TEXTAUSZUG:
Liebe Gemeinde! Liebe Zuhörende!
(zunächst im Tonfall eines Nachrichtensprechers)
Einen schönen guten Morgen. Sie hören die Nachrichten aus Jerusalem: Wie jetzt bekannt wurde, versammelten sich gestern die Mitglieder des Hohen Rates unter Führung des Obersten Priesters KAIPHAS zusammen mit weiteren Gesetzeslehrern in einer Krisensitzung unter Ausschluss der Öffentlichkeit. Die ungewöhnlichen Aktivitäten eines gewissen JESUS aus Nazareth wurden kritisch betrachtet und ausgiebig erörtert.  Unter anderem war die Rede von der Auferweckung eines Verstorbenen.
Hören Sie dazu den Bericht unseres Korrespondenten JOHANNES aus dem Zentrum der Stadt:
„Seit gut zwei, drei Jahren schon durchwandert dieser JESUS unsere Region. Man weiß wenig über seine Herkunft; er treibt sich mit einer Gruppe arbeitsloser Fischer und junger Leute herum, unter denen sogar weibliche Anhänger sein sollen. Im Unterschied zu anderen Wanderpredigern und Wundertätern bemüht er sich dem gewaltigen Zu­lauf von Menschenmassen, den ihm sein Reden und Handeln einbringt, auszuweichen. Dennoch strömen ihm die Leute zu, erwarten Heilstaten und messianische Zeichen von ihm.

DATENSÄTZE:
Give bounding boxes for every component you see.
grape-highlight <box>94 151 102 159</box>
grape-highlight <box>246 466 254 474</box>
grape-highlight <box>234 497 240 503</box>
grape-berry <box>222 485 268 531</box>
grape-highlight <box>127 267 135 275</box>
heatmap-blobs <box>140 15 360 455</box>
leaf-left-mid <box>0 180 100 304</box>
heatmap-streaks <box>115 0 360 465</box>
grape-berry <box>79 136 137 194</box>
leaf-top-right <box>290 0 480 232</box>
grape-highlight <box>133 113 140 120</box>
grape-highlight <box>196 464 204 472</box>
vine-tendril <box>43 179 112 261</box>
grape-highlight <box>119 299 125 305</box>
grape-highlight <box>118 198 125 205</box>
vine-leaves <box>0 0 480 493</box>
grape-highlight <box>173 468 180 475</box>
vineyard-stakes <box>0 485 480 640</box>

DEINE AUFGABEN:
a: Zitiere aus der Predigt den Abschnitt zwischen „Einen schönen guten“ und „Auferweckung eines Verstorbenen.“, beide Stellen eingeschlossen.
b: Schreib die Predigt über Jesus und den Hohen Rat nach ihrem letzten Satz weiter.

ERGEBNISSE:
a:
Einen schönen guten Morgen. Sie hören die Nachrichten aus Jerusalem: Wie jetzt bekannt wurde, versammelten sich gestern die Mitglieder des Hohen Rates unter Führung des Obersten Priesters KAIPHAS zusammen mit weiteren Gesetzeslehrern in einer Krisensitzung unter Ausschluss der Öffentlichkeit. Die ungewöhnlichen Aktivitäten eines gewissen JESUS aus Nazareth wurden kritisch betrachtet und ausgiebig erörtert.  Unter anderem war die Rede von der Auferweckung eines Verstorbenen.

b:
Nach heftigem Streit mit den religiösen Ordnungshütern erteilten ihm diese zeitweilig Hausverbot im Tempel und in der Synagoge. Er wurde verwarnt, aber theologisch sei ihm nicht beizukommen, hieß es. Er kenne die alten Schriften der Thora, der Propheten und andere traditionelle theologische Literatur sehr genau; nur lege er sie eben auf seine Weise aus. Jetzt eskalierte der Streit.
Sein bislang letztes Zeichen verursachte eine heftige Unruhe im Volk. Er brachte den Leichnam eines bereits Begrabenen buchstäblich ins Leben zurück. Laza­rus, der Bruder von Maria und Martha und ein Freund dieses Jesus, lag seit vier Tagen in einem Höhlengrab, als Jesus ihn herausrief. So wie Lazarus ins Grab gelegt war, in Leichentüchern gehüllt, nicht mehr ganz frisch, trat er vor die Au­gen zahlreicher Mitmenschen. Und als Jesus dazu spricht: „Ich bin die Auferstehung und das Le­ben. Wer an mich glaubt, wird leben, auch wenn er stirbt.“, beginnen immer mehr Menschen in ihm einen göttlichen Heilsbringer zu sehen, an ihn zu glauben.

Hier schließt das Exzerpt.